-- start of RAW RECORDS --

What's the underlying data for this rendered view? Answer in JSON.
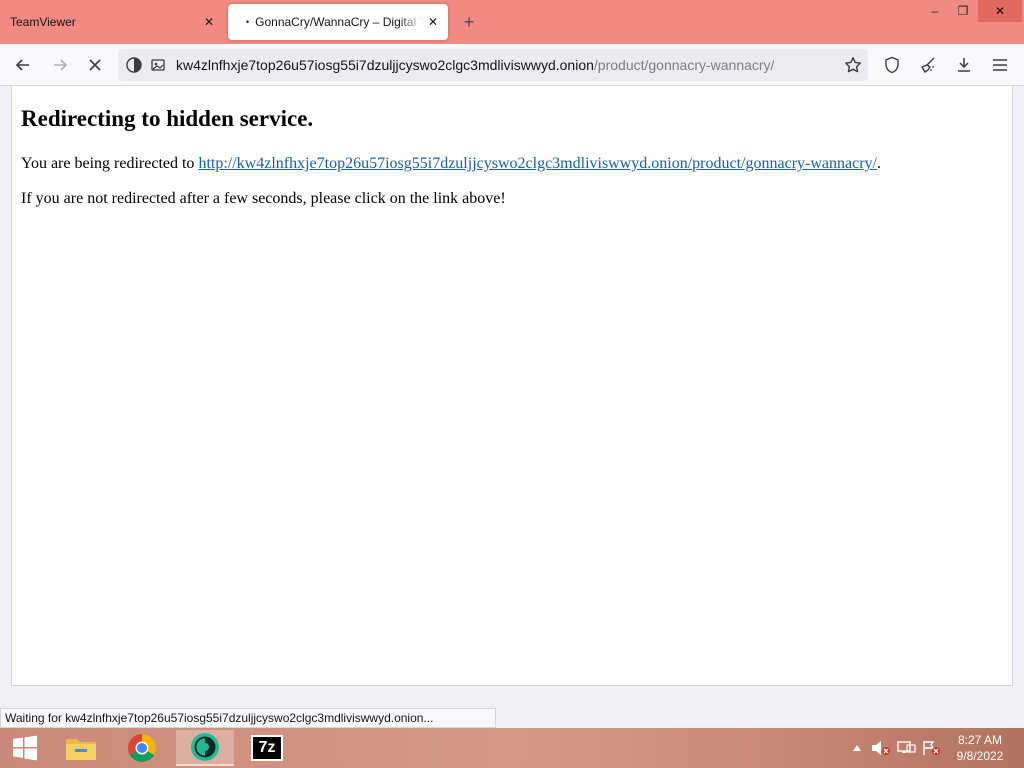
{
  "tabs": [
    {
      "title": "TeamViewer",
      "active": false
    },
    {
      "title": "GonnaCry/WannaCry – Digital Tor",
      "active": true,
      "loading_dot": "•"
    }
  ],
  "window_controls": {
    "minimize": "–",
    "restore": "❐",
    "close": "✕"
  },
  "navbar": {
    "back_icon": "arrow-left-icon",
    "forward_icon": "arrow-right-icon",
    "stop_icon": "close-icon",
    "url_host": "kw4zlnfhxje7top26u57iosg55i7dzuljjcyswo2clgc3mdliviswwyd.onion",
    "url_path": "/product/gonnacry-wannacry/"
  },
  "page": {
    "heading": "Redirecting to hidden service.",
    "redirect_prefix": "You are being redirected to ",
    "redirect_link": "http://kw4zlnfhxje7top26u57iosg55i7dzuljjcyswo2clgc3mdliviswwyd.onion/product/gonnacry-wannacry/",
    "redirect_suffix": ".",
    "fallback_text": "If you are not redirected after a few seconds, please click on the link above!"
  },
  "status_text": "Waiting for kw4zlnfhxje7top26u57iosg55i7dzuljjcyswo2clgc3mdliviswwyd.onion...",
  "taskbar": {
    "apps": [
      "file-explorer",
      "chrome",
      "tor-browser",
      "7zip"
    ],
    "seven_zip_label": "7z"
  },
  "clock": {
    "time": "8:27 AM",
    "date": "9/8/2022"
  },
  "colors": {
    "tabstrip": "#f08a82",
    "link": "#1a5fa8",
    "taskbar": "#d59a86"
  }
}
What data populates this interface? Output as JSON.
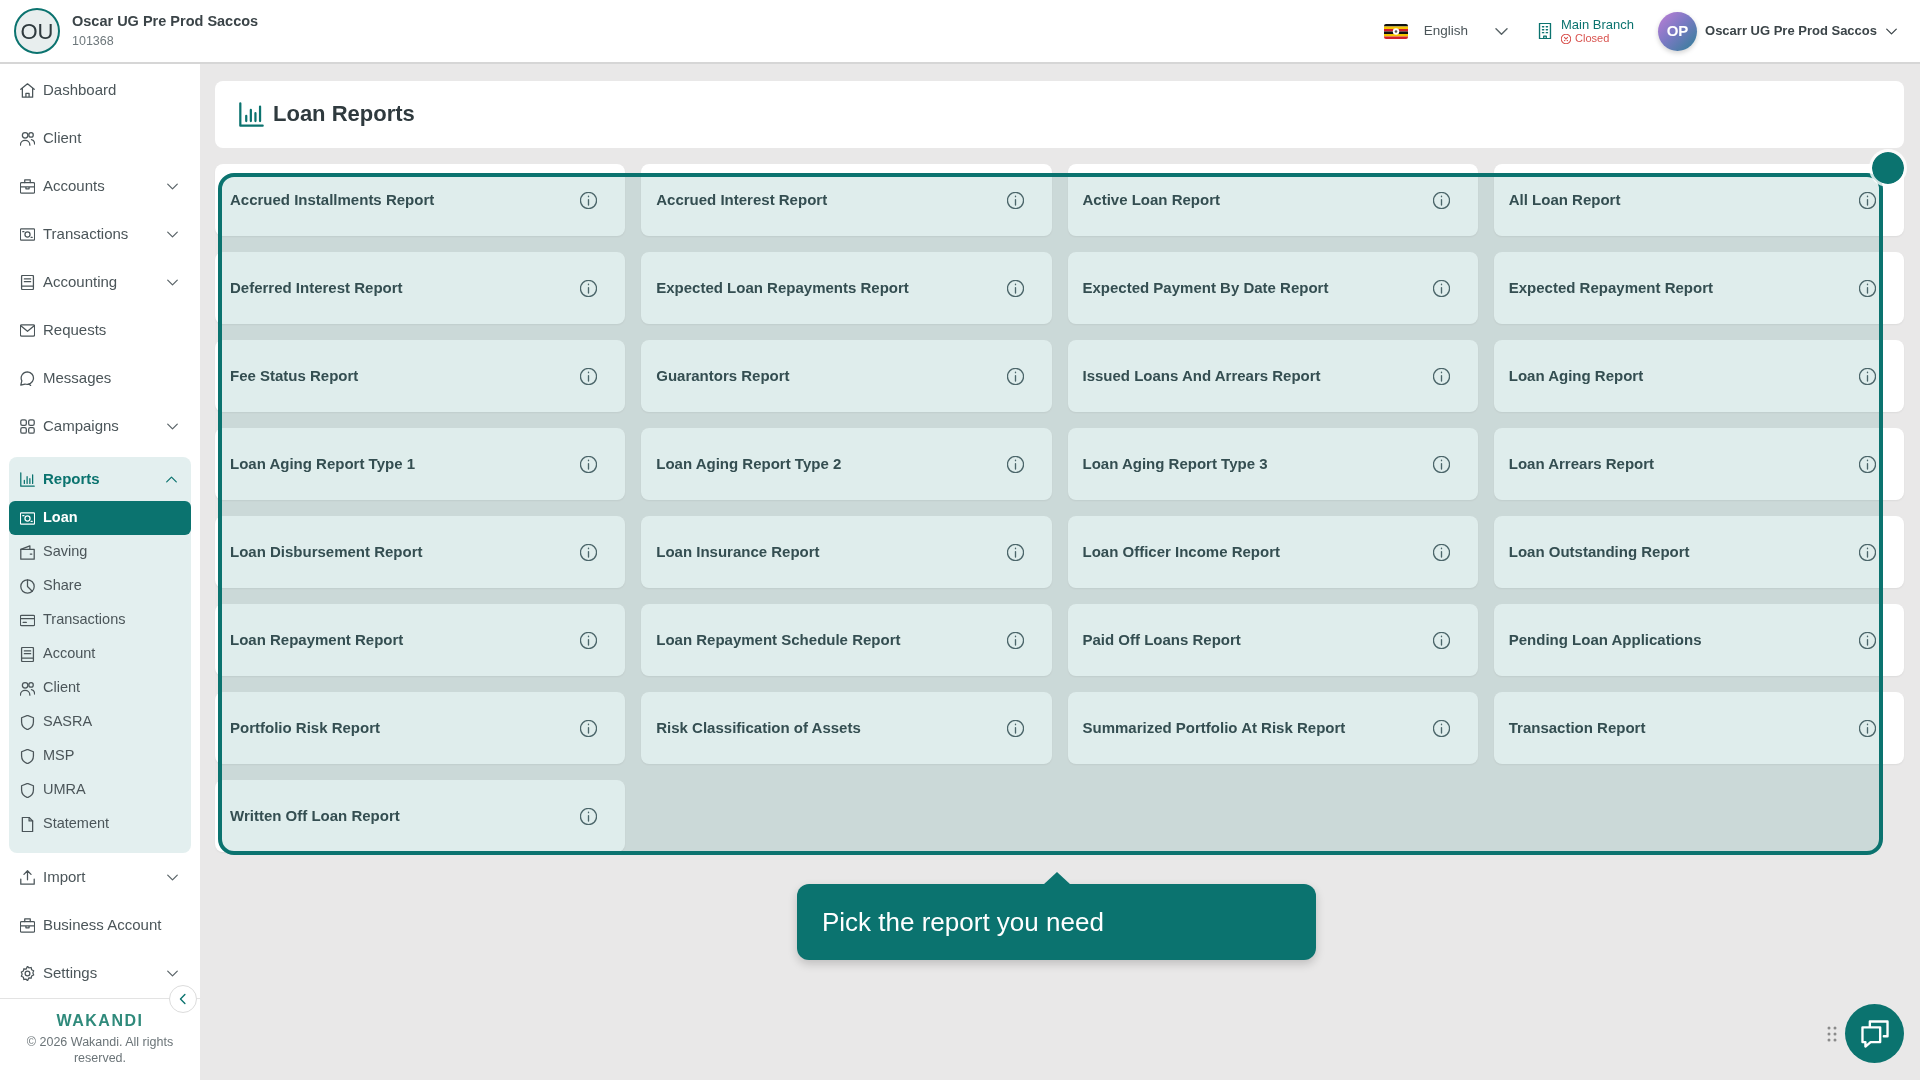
{
  "header": {
    "organization": {
      "initials": "OU",
      "name": "Oscar UG Pre Prod Saccos",
      "code": "101368"
    },
    "language": {
      "label": "English"
    },
    "branch": {
      "name": "Main Branch",
      "status": "Closed",
      "open": false
    },
    "user": {
      "initials": "OP",
      "name": "Oscarr UG Pre Prod Saccos"
    }
  },
  "sidebar": {
    "items": [
      {
        "label": "Dashboard",
        "kind": "link",
        "selected": false
      },
      {
        "label": "Client",
        "kind": "link",
        "selected": false
      },
      {
        "label": "Accounts",
        "kind": "group",
        "selected": false,
        "expanded": false
      },
      {
        "label": "Transactions",
        "kind": "group",
        "selected": false,
        "expanded": false
      },
      {
        "label": "Accounting",
        "kind": "group",
        "selected": false,
        "expanded": false
      },
      {
        "label": "Requests",
        "kind": "link",
        "selected": false
      },
      {
        "label": "Messages",
        "kind": "link",
        "selected": false
      },
      {
        "label": "Campaigns",
        "kind": "group",
        "selected": false,
        "expanded": false
      },
      {
        "label": "Reports",
        "kind": "group",
        "selected": true,
        "expanded": true,
        "children": [
          {
            "label": "Loan",
            "selected": true
          },
          {
            "label": "Saving",
            "selected": false
          },
          {
            "label": "Share",
            "selected": false
          },
          {
            "label": "Transactions",
            "selected": false
          },
          {
            "label": "Account",
            "selected": false
          },
          {
            "label": "Client",
            "selected": false
          },
          {
            "label": "SASRA",
            "selected": false
          },
          {
            "label": "MSP",
            "selected": false
          },
          {
            "label": "UMRA",
            "selected": false
          },
          {
            "label": "Statement",
            "selected": false
          }
        ]
      },
      {
        "label": "Import",
        "kind": "group",
        "selected": false,
        "expanded": false
      },
      {
        "label": "Business Account",
        "kind": "link",
        "selected": false
      },
      {
        "label": "Settings",
        "kind": "group",
        "selected": false,
        "expanded": false
      }
    ],
    "footer": {
      "brand": "WAKANDI",
      "copyright": "© 2026 Wakandi. All rights reserved."
    }
  },
  "page": {
    "title": "Loan Reports",
    "reports": [
      {
        "title": "Accrued Installments Report"
      },
      {
        "title": "Accrued Interest Report"
      },
      {
        "title": "Active Loan Report"
      },
      {
        "title": "All Loan Report"
      },
      {
        "title": "Deferred Interest Report"
      },
      {
        "title": "Expected Loan Repayments Report"
      },
      {
        "title": "Expected Payment By Date Report"
      },
      {
        "title": "Expected Repayment Report"
      },
      {
        "title": "Fee Status Report"
      },
      {
        "title": "Guarantors Report"
      },
      {
        "title": "Issued Loans And Arrears Report"
      },
      {
        "title": "Loan Aging Report"
      },
      {
        "title": "Loan Aging Report Type 1"
      },
      {
        "title": "Loan Aging Report Type 2"
      },
      {
        "title": "Loan Aging Report Type 3"
      },
      {
        "title": "Loan Arrears Report"
      },
      {
        "title": "Loan Disbursement Report"
      },
      {
        "title": "Loan Insurance Report"
      },
      {
        "title": "Loan Officer Income Report"
      },
      {
        "title": "Loan Outstanding Report"
      },
      {
        "title": "Loan Repayment Report"
      },
      {
        "title": "Loan Repayment Schedule Report"
      },
      {
        "title": "Paid Off Loans Report"
      },
      {
        "title": "Pending Loan Applications"
      },
      {
        "title": "Portfolio Risk Report"
      },
      {
        "title": "Risk Classification of Assets"
      },
      {
        "title": "Summarized Portfolio At Risk Report"
      },
      {
        "title": "Transaction Report"
      },
      {
        "title": "Written Off Loan Report"
      }
    ]
  },
  "tour": {
    "text": "Pick the report you need"
  }
}
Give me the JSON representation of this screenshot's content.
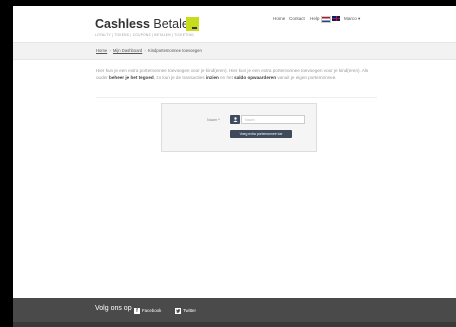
{
  "logo": {
    "brand_bold": "Cashless",
    "brand_regular": "Betalen",
    "tagline": "LOYALTY | TOKENS | COUPONS | BETALEN | TICKETING"
  },
  "nav": {
    "home": "Home",
    "contact": "Contact",
    "help": "Help",
    "user": "Marco"
  },
  "breadcrumb": {
    "home": "Home",
    "dashboard": "Mijn Dashboard",
    "current": "Kindportemonnee toevoegen"
  },
  "intro": {
    "part1": "Hier kun je een extra portemonnee toevoegen voor je kind(eren). Hier kun je een extra portemonnee toevoegen voor je kind(eren). Als ouder ",
    "bold1": "beheer je het tegoed",
    "part2": ", zo kun je de transacties ",
    "bold2": "inzien",
    "part3": " en het ",
    "bold3": "saldo opwaarderen",
    "part4": " vanuit je eigen portemonnee."
  },
  "form": {
    "name_label": "Naam",
    "required_mark": "*",
    "name_placeholder": "Naam",
    "name_value": "",
    "submit_label": "Voeg extra portemonnee toe"
  },
  "footer": {
    "follow_label": "Volg ons op",
    "facebook": "Facebook",
    "twitter": "Twitter"
  },
  "colors": {
    "accent": "#c8dc1e",
    "button": "#3f4a5c",
    "footer": "#4a4a4a"
  }
}
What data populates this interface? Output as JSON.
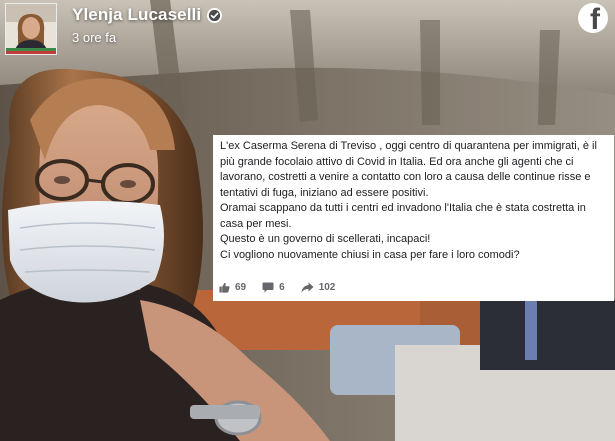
{
  "post": {
    "author": "Ylenja Lucaselli",
    "timestamp": "3 ore fa",
    "verified": true,
    "paragraphs": [
      "L'ex Caserma Serena di Treviso , oggi centro di quarantena per immigrati, è il più grande focolaio attivo di Covid in Italia. Ed ora anche gli agenti che ci lavorano, costretti a venire a contatto con loro a causa delle continue risse e tentativi di fuga, iniziano ad essere positivi.",
      "Oramai scappano da tutti i centri ed invadono l'Italia che è stata costretta in casa per mesi.",
      "Questo è un governo di scellerati, incapaci!",
      "Ci vogliono nuovamente chiusi in casa per fare i loro comodi?"
    ],
    "reactions": {
      "icon": "thumbs-up-icon",
      "count": "69"
    },
    "comments": {
      "icon": "comment-icon",
      "count": "6"
    },
    "shares": {
      "icon": "share-arrow-icon",
      "count": "102"
    }
  },
  "brand": {
    "icon": "facebook-logo-icon",
    "color": "#4a4a4a"
  },
  "colors": {
    "card_background": "#ffffff",
    "text": "#1c1e21",
    "meta_text": "#65676b",
    "header_text": "#ffffff"
  }
}
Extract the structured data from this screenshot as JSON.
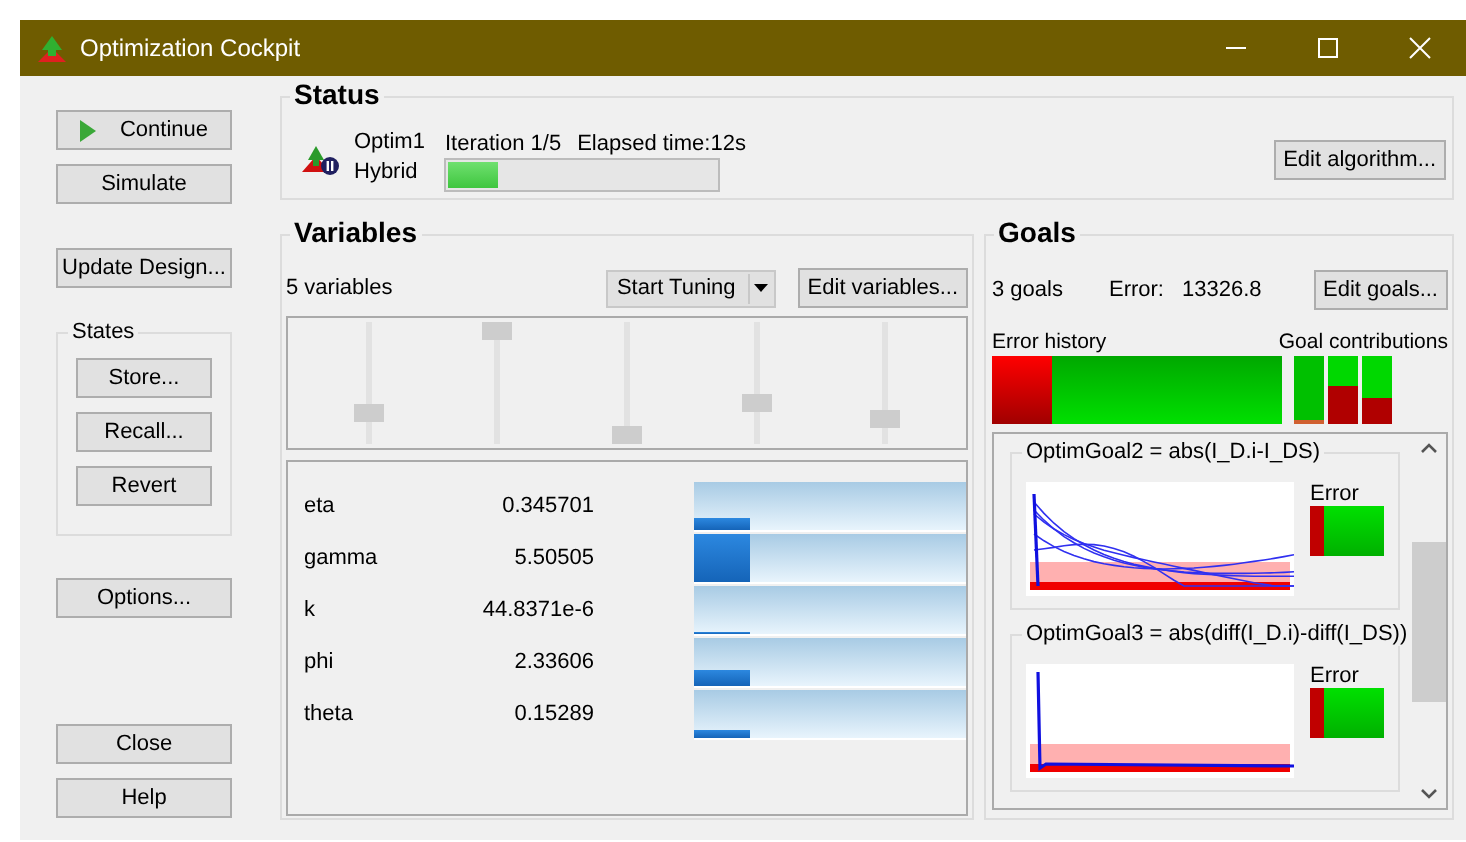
{
  "window": {
    "title": "Optimization Cockpit"
  },
  "sidebar": {
    "top_buttons": [
      {
        "label": "Continue",
        "kind": "play"
      },
      {
        "label": "Simulate",
        "kind": "plain"
      }
    ],
    "update_button": "Update Design...",
    "states": {
      "title": "States",
      "buttons": [
        "Store...",
        "Recall...",
        "Revert"
      ]
    },
    "options_button": "Options...",
    "bottom_buttons": [
      "Close",
      "Help"
    ]
  },
  "status": {
    "title": "Status",
    "optimizer": "Optim1",
    "method": "Hybrid",
    "iteration": "Iteration 1/5",
    "elapsed": "Elapsed time:12s",
    "progress": {
      "level": 0.18
    },
    "edit_button": "Edit algorithm..."
  },
  "variables": {
    "title": "Variables",
    "count": "5 variables",
    "tuning_button": "Start Tuning",
    "edit_button": "Edit variables...",
    "items": [
      {
        "name": "eta",
        "value": "0.345701",
        "level": 0.22
      },
      {
        "name": "gamma",
        "value": "5.50505",
        "level": 1
      },
      {
        "name": "k",
        "value": "44.8371e-6",
        "level": 0
      },
      {
        "name": "phi",
        "value": "2.33606",
        "level": 0.3
      },
      {
        "name": "theta",
        "value": "0.15289",
        "level": 0.15
      }
    ]
  },
  "goals": {
    "title": "Goals",
    "count": "3 goals",
    "error_label": "Error:",
    "error_value": "13326.8",
    "edit_button": "Edit goals...",
    "history_label": "Error history",
    "contributions_label": "Goal contributions",
    "items": [
      {
        "expression": "OptimGoal2 = abs(I_D.i-I_DS)",
        "error_label": "Error"
      },
      {
        "expression": "OptimGoal3 = abs(diff(I_D.i)-diff(I_DS))",
        "error_label": "Error"
      }
    ]
  }
}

-- end of RAW RECORDS --

**PROBLEM TO WORK ON**
Go through the listing above and list every line that has the word "Interest".

**FULL OUTPUT**
        "title": "Accrued Interest Report"
        "title": "Deferred Interest Report"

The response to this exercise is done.